───── Excerpted records

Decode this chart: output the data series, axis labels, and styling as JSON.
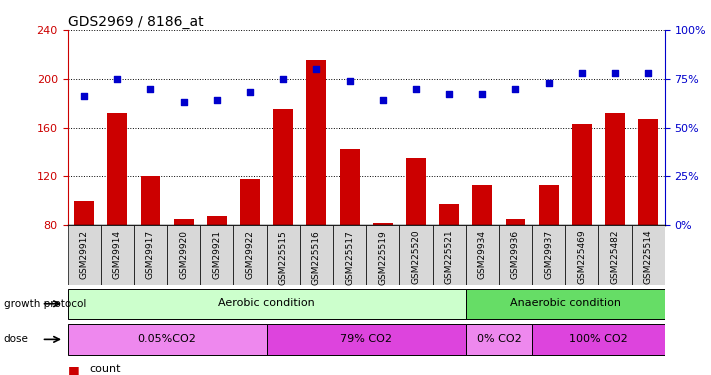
{
  "title": "GDS2969 / 8186_at",
  "samples": [
    "GSM29912",
    "GSM29914",
    "GSM29917",
    "GSM29920",
    "GSM29921",
    "GSM29922",
    "GSM225515",
    "GSM225516",
    "GSM225517",
    "GSM225519",
    "GSM225520",
    "GSM225521",
    "GSM29934",
    "GSM29936",
    "GSM29937",
    "GSM225469",
    "GSM225482",
    "GSM225514"
  ],
  "count_values": [
    100,
    172,
    120,
    85,
    87,
    118,
    175,
    215,
    142,
    82,
    135,
    97,
    113,
    85,
    113,
    163,
    172,
    167
  ],
  "percentile_values": [
    66,
    75,
    70,
    63,
    64,
    68,
    75,
    80,
    74,
    64,
    70,
    67,
    67,
    70,
    73,
    78,
    78,
    78
  ],
  "ylim_left": [
    80,
    240
  ],
  "ylim_right": [
    0,
    100
  ],
  "yticks_left": [
    80,
    120,
    160,
    200,
    240
  ],
  "yticks_right": [
    0,
    25,
    50,
    75,
    100
  ],
  "bar_color": "#cc0000",
  "dot_color": "#0000cc",
  "cell_color": "#d8d8d8",
  "groups": [
    {
      "label": "Aerobic condition",
      "start": 0,
      "end": 11,
      "color": "#ccffcc"
    },
    {
      "label": "Anaerobic condition",
      "start": 12,
      "end": 17,
      "color": "#66dd66"
    }
  ],
  "doses": [
    {
      "label": "0.05%CO2",
      "start": 0,
      "end": 5,
      "color": "#ee88ee"
    },
    {
      "label": "79% CO2",
      "start": 6,
      "end": 11,
      "color": "#dd44dd"
    },
    {
      "label": "0% CO2",
      "start": 12,
      "end": 13,
      "color": "#ee88ee"
    },
    {
      "label": "100% CO2",
      "start": 14,
      "end": 17,
      "color": "#dd44dd"
    }
  ]
}
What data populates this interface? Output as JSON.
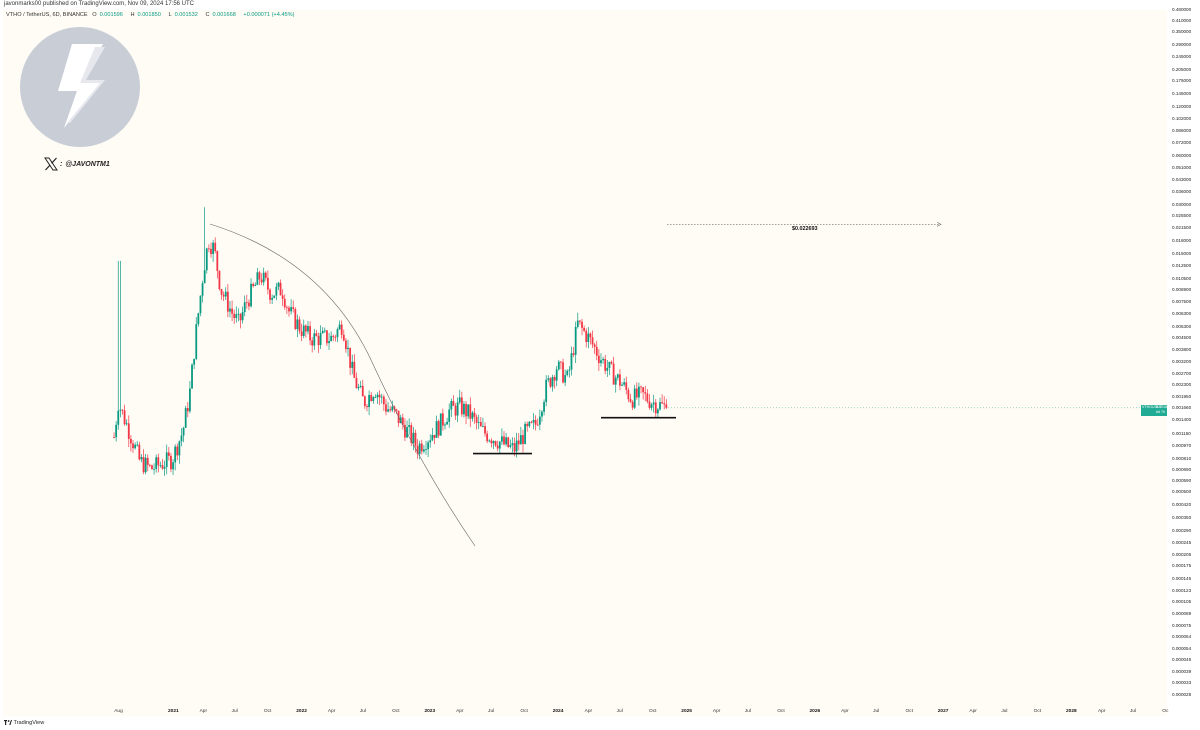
{
  "header": {
    "published": "javonmarks00 published on TradingView.com, Nov 09, 2024 17:56 UTC",
    "symbol": "VTHO / TetherUS, 6D, BINANCE",
    "ohlc": {
      "o_label": "O",
      "o": "0.001596",
      "h_label": "H",
      "h": "0.001850",
      "l_label": "L",
      "l": "0.001532",
      "c_label": "C",
      "c": "0.001668",
      "change": "+0.000071 (+4.45%)"
    }
  },
  "watermark": {
    "logo": "lightning-bolt-icon",
    "handle_icon": "x-logo-icon",
    "handle": "@JAVONTM1"
  },
  "price_axis": {
    "ticks": [
      "0.480000",
      "0.410000",
      "0.350000",
      "0.290000",
      "0.245000",
      "0.205000",
      "0.175000",
      "0.145000",
      "0.120000",
      "0.102000",
      "0.086000",
      "0.072000",
      "0.060000",
      "0.051000",
      "0.043000",
      "0.036000",
      "0.030000",
      "0.025500",
      "0.021500",
      "0.018000",
      "0.015000",
      "0.012500",
      "0.010500",
      "0.008900",
      "0.007500",
      "0.006300",
      "0.005300",
      "0.004500",
      "0.003800",
      "0.003200",
      "0.002700",
      "0.002300",
      "0.001950",
      "0.001660",
      "0.001400",
      "0.001150",
      "0.000970",
      "0.000810",
      "0.000690",
      "0.000590",
      "0.000500",
      "0.000420",
      "0.000350",
      "0.000290",
      "0.000245",
      "0.000205",
      "0.000175",
      "0.000145",
      "0.000123",
      "0.000105",
      "0.000089",
      "0.000075",
      "0.000064",
      "0.000054",
      "0.000046",
      "0.000039",
      "0.000033",
      "0.000028"
    ]
  },
  "last_price_tag": {
    "symbol": "VTHOUSDT",
    "price": "0.001668",
    "countdown": "6d 7h"
  },
  "time_axis": {
    "ticks": [
      {
        "label": "Aug",
        "major": false
      },
      {
        "label": "2021",
        "major": true
      },
      {
        "label": "Apr",
        "major": false
      },
      {
        "label": "Jul",
        "major": false
      },
      {
        "label": "Oct",
        "major": false
      },
      {
        "label": "2022",
        "major": true
      },
      {
        "label": "Apr",
        "major": false
      },
      {
        "label": "Jul",
        "major": false
      },
      {
        "label": "Oct",
        "major": false
      },
      {
        "label": "2023",
        "major": true
      },
      {
        "label": "Apr",
        "major": false
      },
      {
        "label": "Jul",
        "major": false
      },
      {
        "label": "Oct",
        "major": false
      },
      {
        "label": "2024",
        "major": true
      },
      {
        "label": "Apr",
        "major": false
      },
      {
        "label": "Jul",
        "major": false
      },
      {
        "label": "Oct",
        "major": false
      },
      {
        "label": "2025",
        "major": true
      },
      {
        "label": "Apr",
        "major": false
      },
      {
        "label": "Jul",
        "major": false
      },
      {
        "label": "Oct",
        "major": false
      },
      {
        "label": "2026",
        "major": true
      },
      {
        "label": "Apr",
        "major": false
      },
      {
        "label": "Jul",
        "major": false
      },
      {
        "label": "Oct",
        "major": false
      },
      {
        "label": "2027",
        "major": true
      },
      {
        "label": "Apr",
        "major": false
      },
      {
        "label": "Jul",
        "major": false
      },
      {
        "label": "Oct",
        "major": false
      },
      {
        "label": "2028",
        "major": true
      },
      {
        "label": "Apr",
        "major": false
      },
      {
        "label": "Jul",
        "major": false
      },
      {
        "label": "Oc",
        "major": false
      }
    ]
  },
  "annotations": {
    "target_label": "$0.022693"
  },
  "footer": {
    "brand": "TradingView"
  },
  "colors": {
    "up": "#089981",
    "down": "#f23645",
    "plot_bg": "#fffcf6",
    "price_tag": "#22ab94",
    "annotation": "#111111"
  },
  "chart_data": {
    "type": "candlestick",
    "symbol": "VTHO / TetherUS",
    "interval": "6D",
    "exchange": "BINANCE",
    "y_scale": "log",
    "ylim": [
      2.8e-05,
      0.48
    ],
    "x_range": [
      "2020-07",
      "2028-10"
    ],
    "last_close": 0.001668,
    "key_levels": {
      "target": 0.022693,
      "support_2023": 0.00087,
      "support_2024": 0.00145
    },
    "close_series": [
      {
        "date": "2020-07-20",
        "close": 0.0011
      },
      {
        "date": "2020-08-01",
        "close": 0.0018
      },
      {
        "date": "2020-09-01",
        "close": 0.0012
      },
      {
        "date": "2020-10-01",
        "close": 0.00078
      },
      {
        "date": "2020-11-01",
        "close": 0.0007
      },
      {
        "date": "2020-12-01",
        "close": 0.00075
      },
      {
        "date": "2021-01-01",
        "close": 0.0008
      },
      {
        "date": "2021-02-01",
        "close": 0.0012
      },
      {
        "date": "2021-02-20",
        "close": 0.002
      },
      {
        "date": "2021-03-10",
        "close": 0.0048
      },
      {
        "date": "2021-04-01",
        "close": 0.012
      },
      {
        "date": "2021-04-15",
        "close": 0.018
      },
      {
        "date": "2021-05-01",
        "close": 0.016
      },
      {
        "date": "2021-05-20",
        "close": 0.009
      },
      {
        "date": "2021-06-20",
        "close": 0.0065
      },
      {
        "date": "2021-07-10",
        "close": 0.0055
      },
      {
        "date": "2021-08-01",
        "close": 0.0075
      },
      {
        "date": "2021-09-10",
        "close": 0.011
      },
      {
        "date": "2021-10-10",
        "close": 0.0085
      },
      {
        "date": "2021-11-10",
        "close": 0.009
      },
      {
        "date": "2021-12-01",
        "close": 0.0065
      },
      {
        "date": "2022-01-01",
        "close": 0.0052
      },
      {
        "date": "2022-02-01",
        "close": 0.0045
      },
      {
        "date": "2022-03-01",
        "close": 0.0045
      },
      {
        "date": "2022-04-01",
        "close": 0.0045
      },
      {
        "date": "2022-05-01",
        "close": 0.0055
      },
      {
        "date": "2022-06-01",
        "close": 0.0026
      },
      {
        "date": "2022-07-01",
        "close": 0.0018
      },
      {
        "date": "2022-08-01",
        "close": 0.0022
      },
      {
        "date": "2022-09-01",
        "close": 0.0017
      },
      {
        "date": "2022-10-01",
        "close": 0.0015
      },
      {
        "date": "2022-11-01",
        "close": 0.0012
      },
      {
        "date": "2022-12-01",
        "close": 0.00095
      },
      {
        "date": "2023-01-01",
        "close": 0.0011
      },
      {
        "date": "2023-02-01",
        "close": 0.0013
      },
      {
        "date": "2023-03-01",
        "close": 0.0016
      },
      {
        "date": "2023-04-01",
        "close": 0.0017
      },
      {
        "date": "2023-05-01",
        "close": 0.0015
      },
      {
        "date": "2023-06-01",
        "close": 0.0012
      },
      {
        "date": "2023-07-01",
        "close": 0.0011
      },
      {
        "date": "2023-08-01",
        "close": 0.001
      },
      {
        "date": "2023-09-01",
        "close": 0.00092
      },
      {
        "date": "2023-10-01",
        "close": 0.00115
      },
      {
        "date": "2023-11-01",
        "close": 0.0013
      },
      {
        "date": "2023-12-01",
        "close": 0.0022
      },
      {
        "date": "2024-01-01",
        "close": 0.003
      },
      {
        "date": "2024-02-01",
        "close": 0.0025
      },
      {
        "date": "2024-03-01",
        "close": 0.0055
      },
      {
        "date": "2024-04-01",
        "close": 0.0045
      },
      {
        "date": "2024-05-01",
        "close": 0.0035
      },
      {
        "date": "2024-06-01",
        "close": 0.0028
      },
      {
        "date": "2024-07-01",
        "close": 0.0024
      },
      {
        "date": "2024-08-01",
        "close": 0.0019
      },
      {
        "date": "2024-09-01",
        "close": 0.002
      },
      {
        "date": "2024-10-01",
        "close": 0.0018
      },
      {
        "date": "2024-11-09",
        "close": 0.001668
      }
    ]
  }
}
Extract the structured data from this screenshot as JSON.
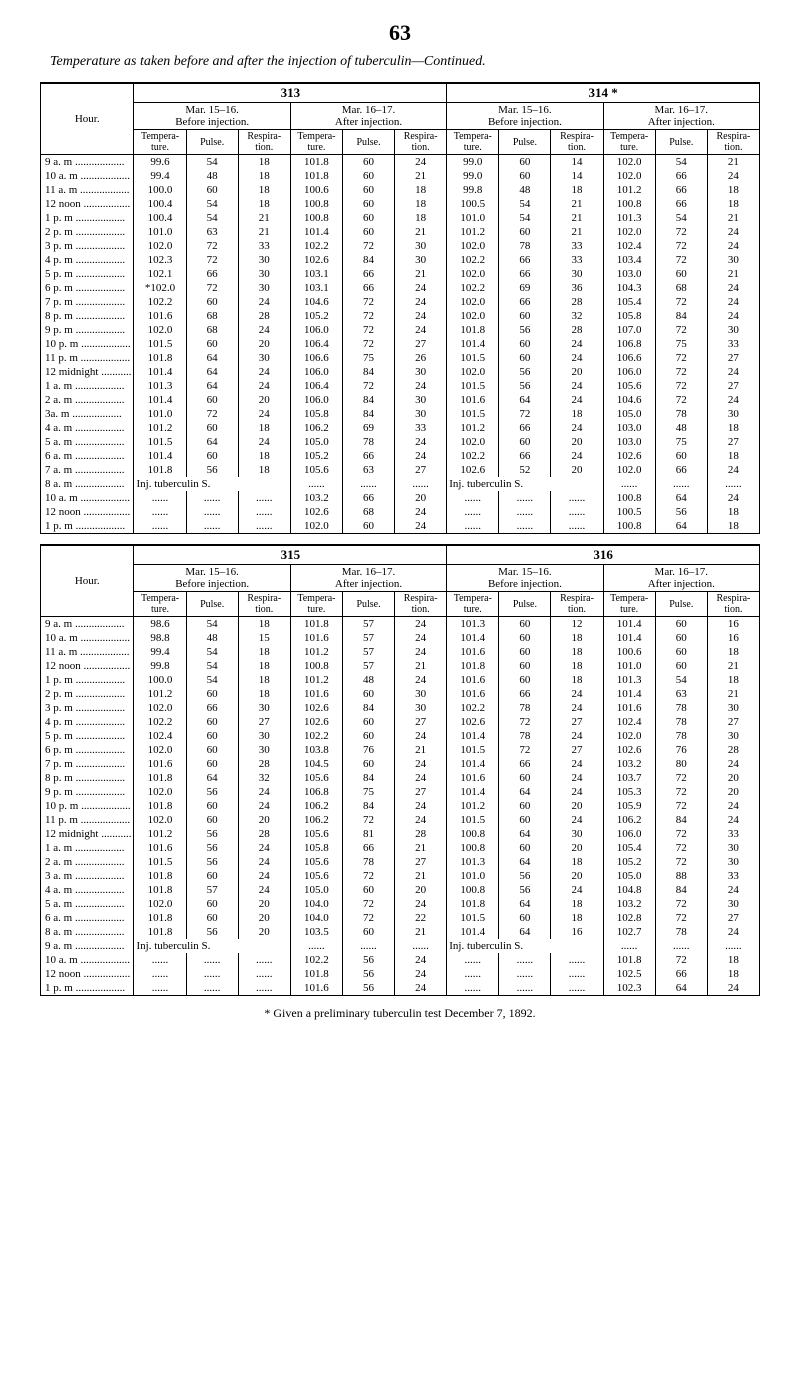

──────────

■ Aim of the task
Only the number is wanted: how many lines in the data include the string "logo"?

■ Solution for this exercise
2